Examine the records and identify each line that includes the string "Design". Copy those lines.

-- START --

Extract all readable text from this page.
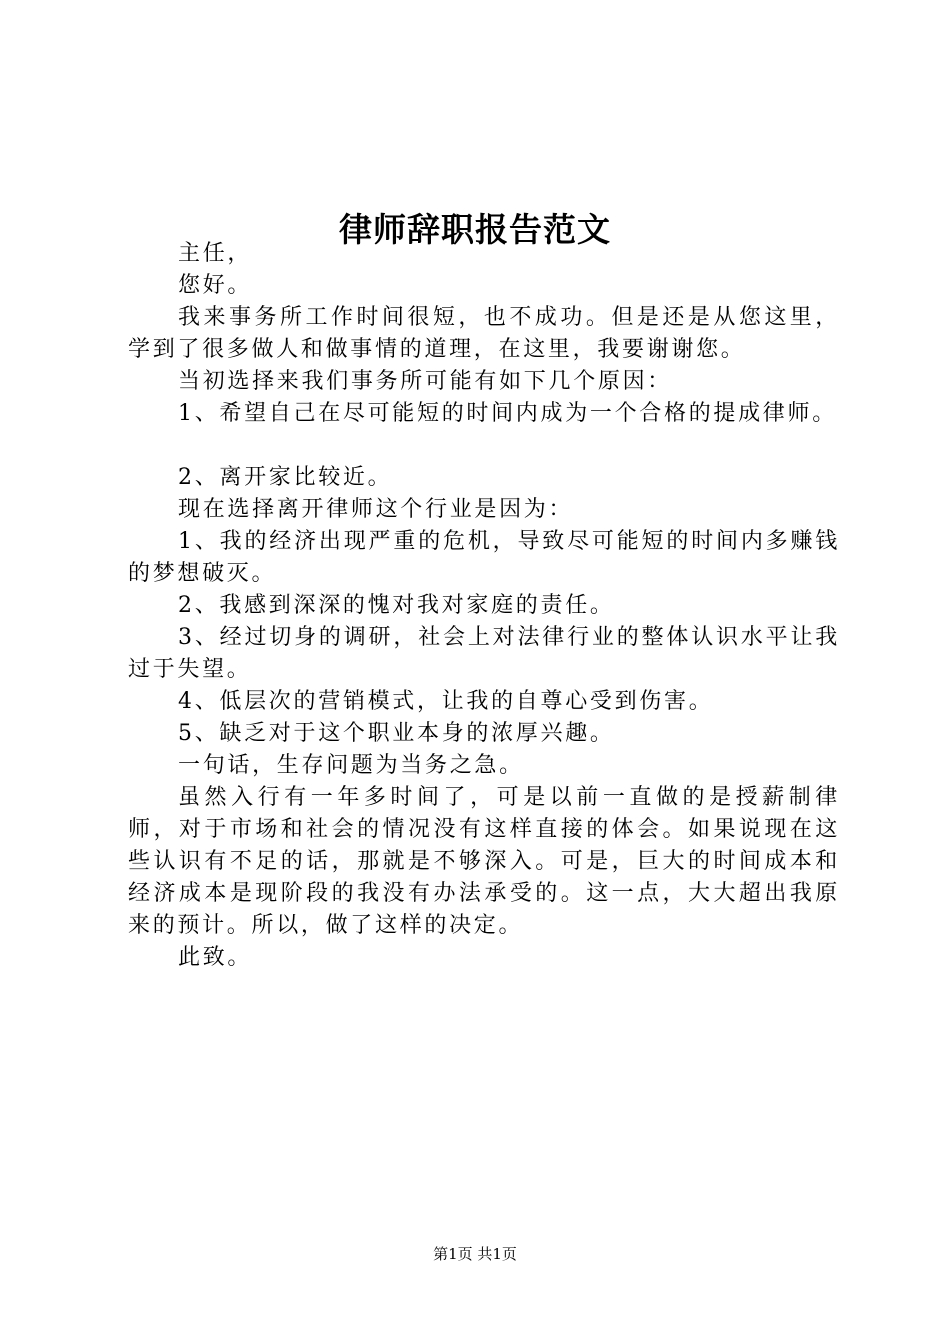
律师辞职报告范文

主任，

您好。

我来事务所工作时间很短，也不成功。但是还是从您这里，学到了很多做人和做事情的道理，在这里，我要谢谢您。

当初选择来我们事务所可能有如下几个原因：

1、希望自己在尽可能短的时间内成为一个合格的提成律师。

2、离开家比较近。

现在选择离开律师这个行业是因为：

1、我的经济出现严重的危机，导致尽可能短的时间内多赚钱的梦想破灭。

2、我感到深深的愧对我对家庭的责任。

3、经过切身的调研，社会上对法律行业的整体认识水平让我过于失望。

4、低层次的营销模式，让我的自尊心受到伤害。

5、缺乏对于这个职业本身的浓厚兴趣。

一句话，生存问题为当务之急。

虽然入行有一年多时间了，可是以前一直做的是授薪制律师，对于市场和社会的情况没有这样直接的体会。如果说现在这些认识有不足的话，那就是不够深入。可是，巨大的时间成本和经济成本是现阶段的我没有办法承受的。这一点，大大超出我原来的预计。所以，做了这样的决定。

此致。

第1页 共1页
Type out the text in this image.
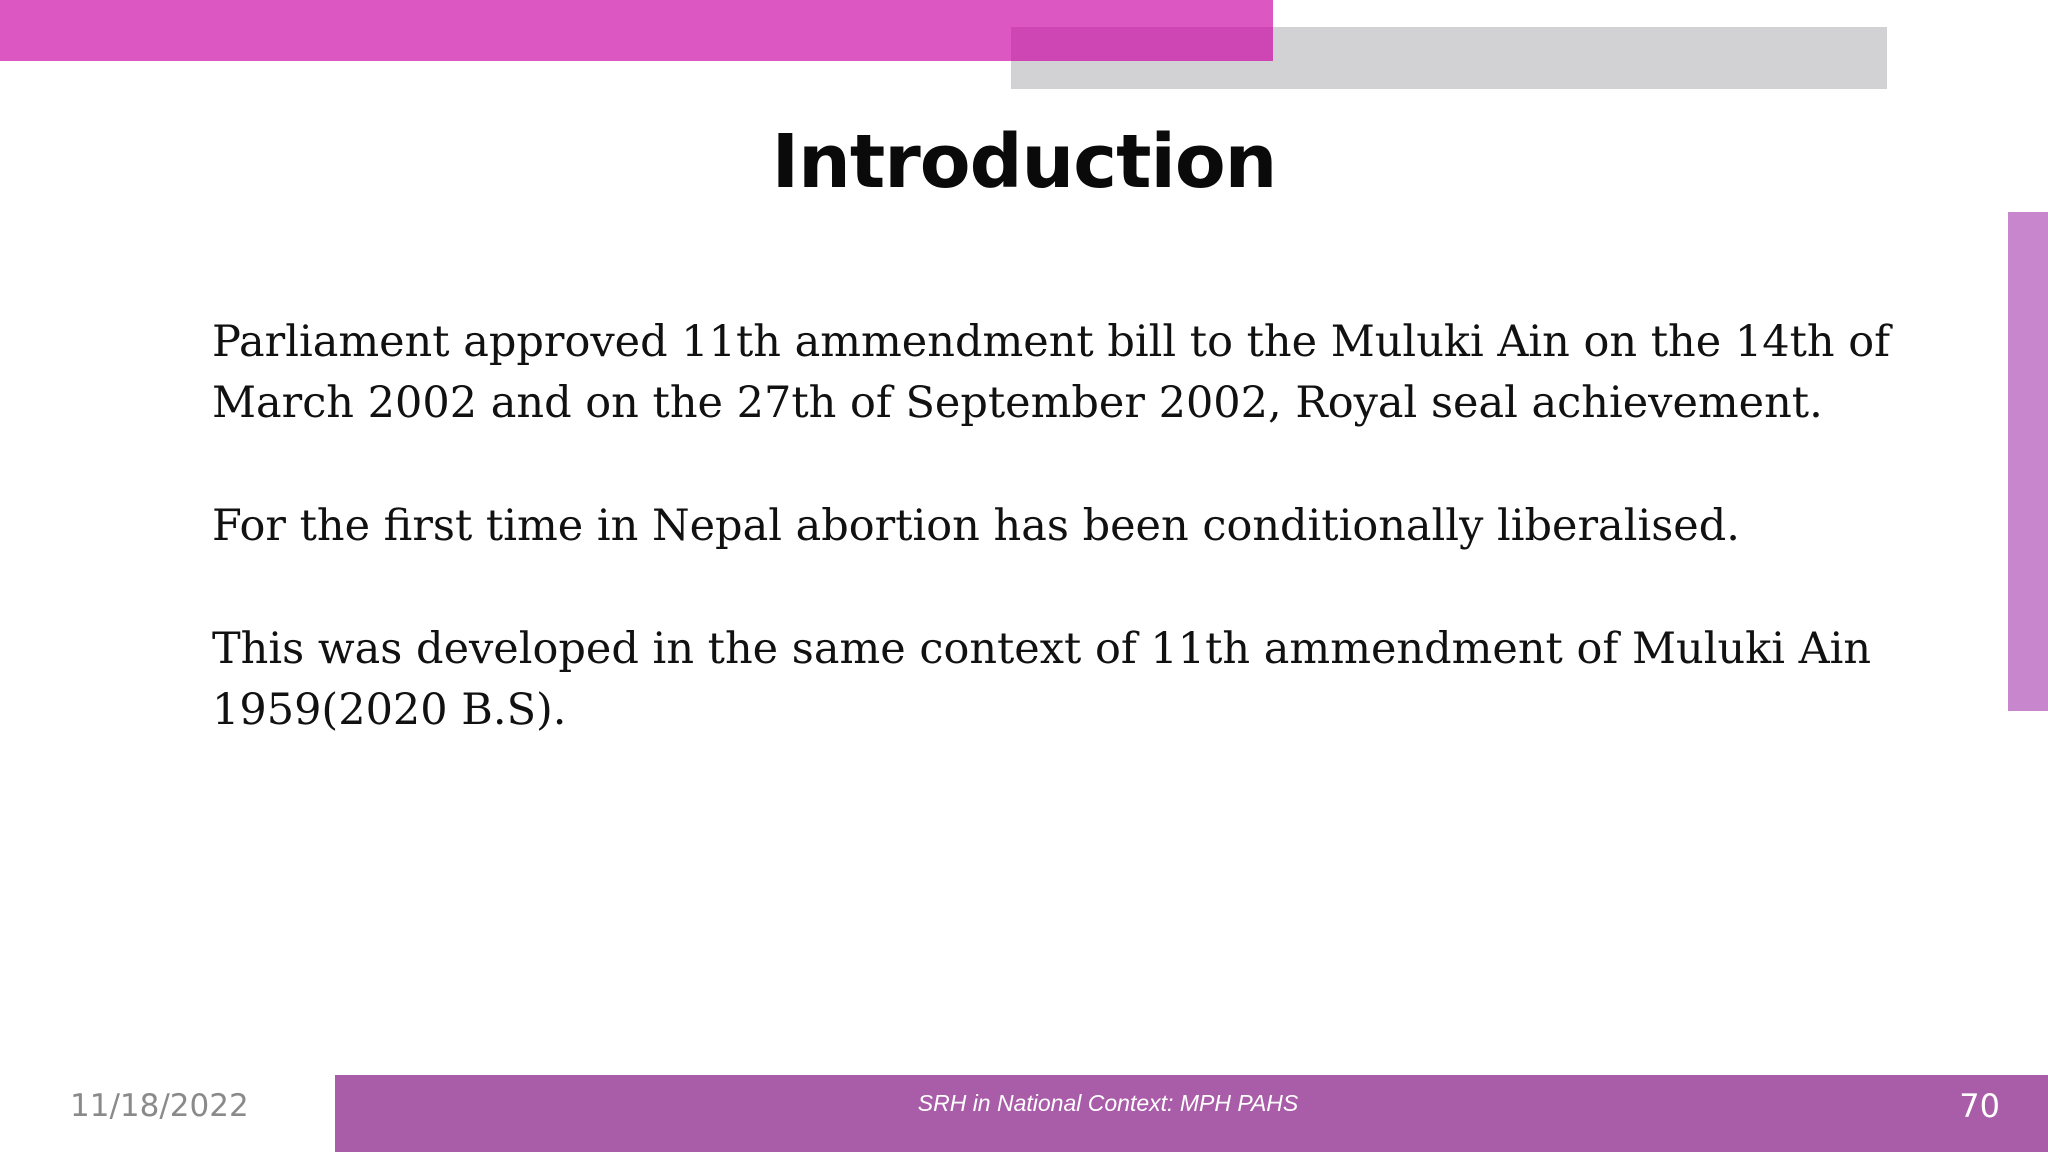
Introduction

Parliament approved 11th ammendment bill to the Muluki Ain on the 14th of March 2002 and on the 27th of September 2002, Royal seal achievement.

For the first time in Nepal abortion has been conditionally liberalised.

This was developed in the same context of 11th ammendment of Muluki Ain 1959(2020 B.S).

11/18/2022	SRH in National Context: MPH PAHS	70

-- END --
-- START --

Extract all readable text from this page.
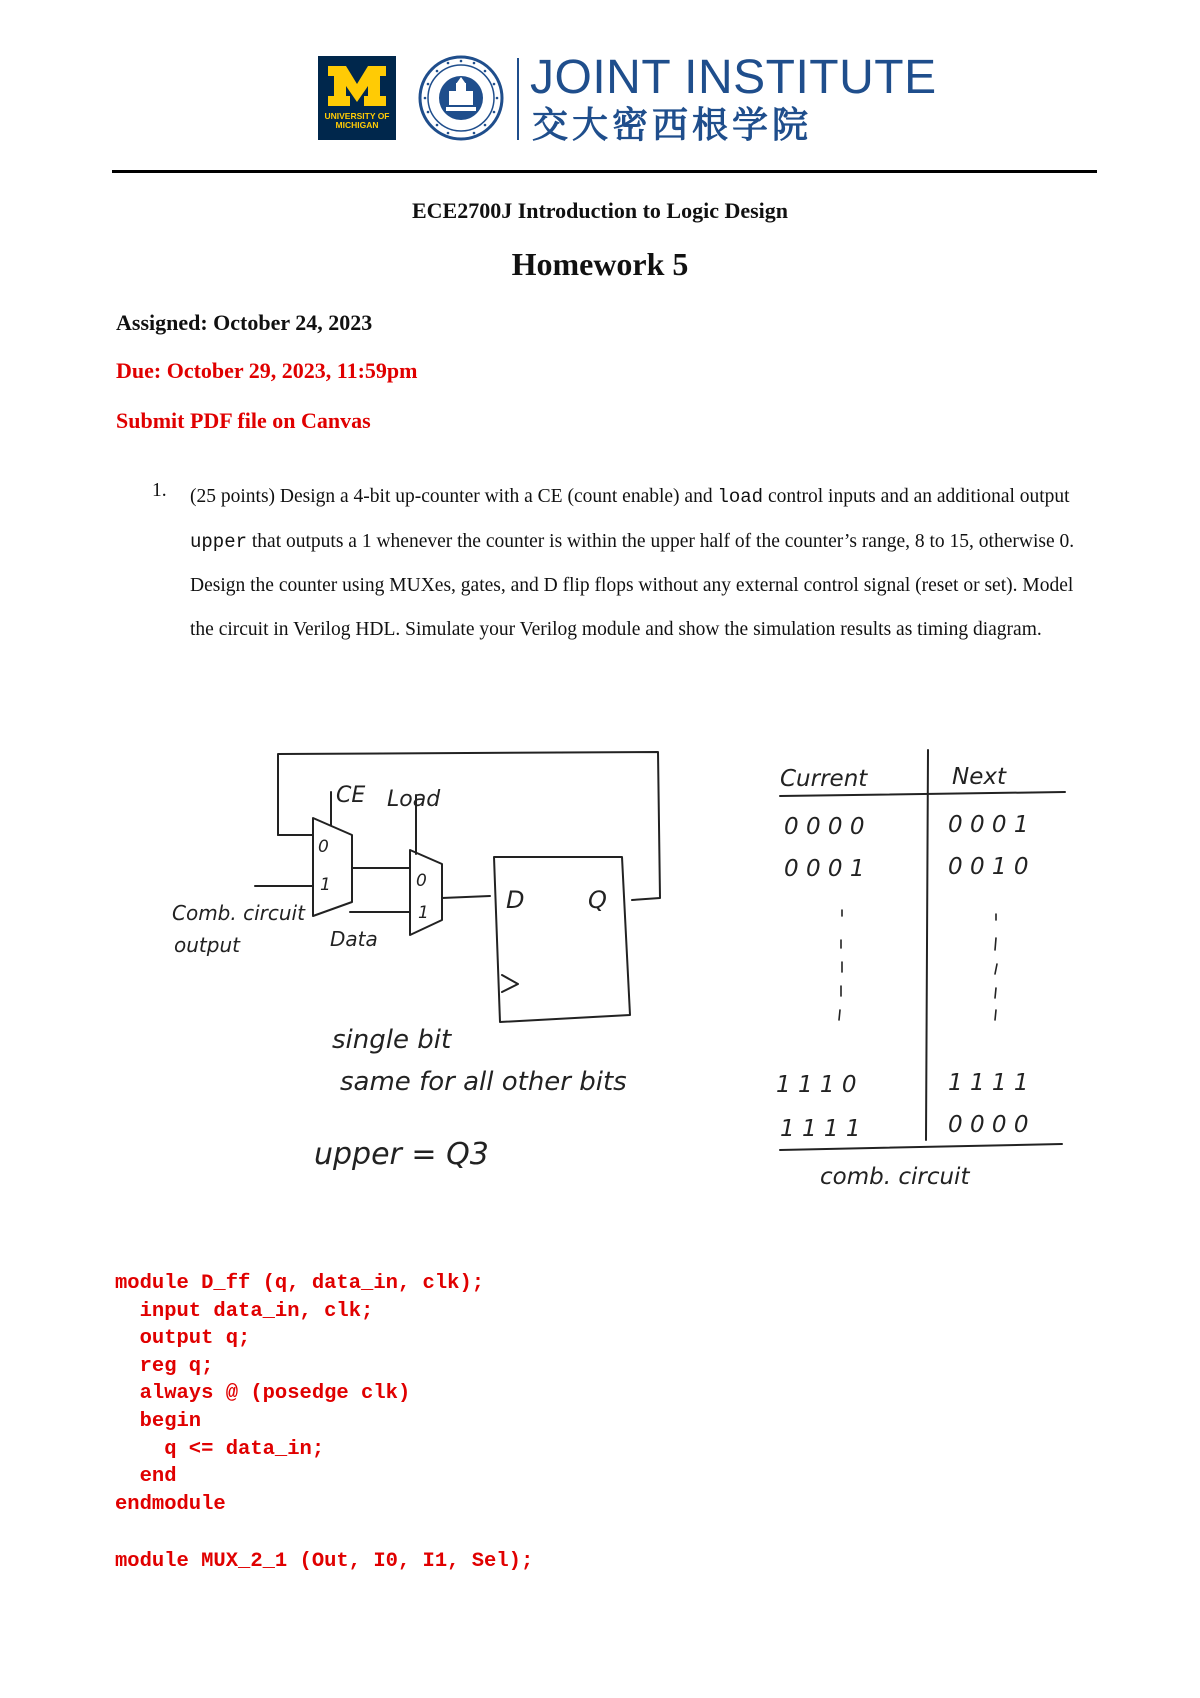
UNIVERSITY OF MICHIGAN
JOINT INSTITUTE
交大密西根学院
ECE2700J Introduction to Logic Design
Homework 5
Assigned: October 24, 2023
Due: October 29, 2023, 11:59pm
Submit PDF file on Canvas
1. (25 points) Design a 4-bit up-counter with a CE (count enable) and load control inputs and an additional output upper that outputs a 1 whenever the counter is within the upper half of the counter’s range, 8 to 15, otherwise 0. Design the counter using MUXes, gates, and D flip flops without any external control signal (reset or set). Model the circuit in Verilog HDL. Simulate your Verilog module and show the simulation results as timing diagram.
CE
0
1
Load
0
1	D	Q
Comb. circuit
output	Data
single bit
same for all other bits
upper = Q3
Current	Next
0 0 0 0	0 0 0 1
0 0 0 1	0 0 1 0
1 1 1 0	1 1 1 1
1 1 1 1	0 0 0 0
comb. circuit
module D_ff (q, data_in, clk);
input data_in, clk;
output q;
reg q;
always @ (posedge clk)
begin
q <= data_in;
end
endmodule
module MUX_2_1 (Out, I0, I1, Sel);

-- END --

Task output:
ECE2700J Introduction to Logic Design
1. (25 points) Design a 4-bit up-counter with a CE (count enable) and load control inputs and an additional output upper that outputs a 1 whenever the counter is within the upper half of the counter’s range, 8 to 15, otherwise 0. Design the counter using MUXes, gates, and D flip flops without any external control signal (reset or set). Model the circuit in Verilog HDL. Simulate your Verilog module and show the simulation results as timing diagram.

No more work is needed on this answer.